What is asked: The answer is a single number: how many lines hold the string "устав".

Listed records:
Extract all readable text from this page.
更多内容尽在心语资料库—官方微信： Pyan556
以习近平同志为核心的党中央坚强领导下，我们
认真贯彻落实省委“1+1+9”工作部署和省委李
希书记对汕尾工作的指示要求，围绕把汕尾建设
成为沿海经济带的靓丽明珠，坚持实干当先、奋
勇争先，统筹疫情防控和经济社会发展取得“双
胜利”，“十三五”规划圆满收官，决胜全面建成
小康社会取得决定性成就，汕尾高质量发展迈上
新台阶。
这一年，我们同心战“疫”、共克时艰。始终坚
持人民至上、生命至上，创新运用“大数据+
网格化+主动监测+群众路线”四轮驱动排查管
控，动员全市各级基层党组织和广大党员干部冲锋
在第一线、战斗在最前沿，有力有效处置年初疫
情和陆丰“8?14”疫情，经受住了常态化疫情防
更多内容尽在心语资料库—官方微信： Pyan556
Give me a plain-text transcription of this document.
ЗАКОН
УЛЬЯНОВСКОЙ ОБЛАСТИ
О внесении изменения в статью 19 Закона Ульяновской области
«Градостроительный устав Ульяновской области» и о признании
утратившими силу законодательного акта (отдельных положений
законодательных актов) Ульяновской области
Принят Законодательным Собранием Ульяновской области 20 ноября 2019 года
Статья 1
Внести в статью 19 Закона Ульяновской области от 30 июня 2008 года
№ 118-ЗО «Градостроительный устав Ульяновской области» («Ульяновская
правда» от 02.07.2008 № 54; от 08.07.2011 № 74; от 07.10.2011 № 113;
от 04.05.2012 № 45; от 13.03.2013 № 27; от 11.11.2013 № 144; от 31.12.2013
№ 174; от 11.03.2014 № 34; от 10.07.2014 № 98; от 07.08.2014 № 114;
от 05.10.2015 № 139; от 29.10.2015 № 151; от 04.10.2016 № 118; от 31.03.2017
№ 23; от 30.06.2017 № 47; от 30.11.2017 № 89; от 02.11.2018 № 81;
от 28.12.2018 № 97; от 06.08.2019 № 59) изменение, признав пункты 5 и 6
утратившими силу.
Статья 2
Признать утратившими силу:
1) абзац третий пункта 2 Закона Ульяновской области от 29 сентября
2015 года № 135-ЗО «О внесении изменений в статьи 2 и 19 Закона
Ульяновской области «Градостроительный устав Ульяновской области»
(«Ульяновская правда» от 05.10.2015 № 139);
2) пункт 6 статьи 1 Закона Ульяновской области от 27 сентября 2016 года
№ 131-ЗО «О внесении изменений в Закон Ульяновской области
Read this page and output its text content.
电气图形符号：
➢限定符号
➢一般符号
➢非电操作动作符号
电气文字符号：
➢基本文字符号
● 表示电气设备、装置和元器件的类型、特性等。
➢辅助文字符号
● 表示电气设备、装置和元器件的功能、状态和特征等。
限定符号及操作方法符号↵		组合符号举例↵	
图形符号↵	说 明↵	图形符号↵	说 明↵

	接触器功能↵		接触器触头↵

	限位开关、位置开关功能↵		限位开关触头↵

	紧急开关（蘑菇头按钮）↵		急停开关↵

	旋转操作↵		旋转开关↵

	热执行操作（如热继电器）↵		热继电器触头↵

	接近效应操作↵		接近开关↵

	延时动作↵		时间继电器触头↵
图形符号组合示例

Exercise answer: 3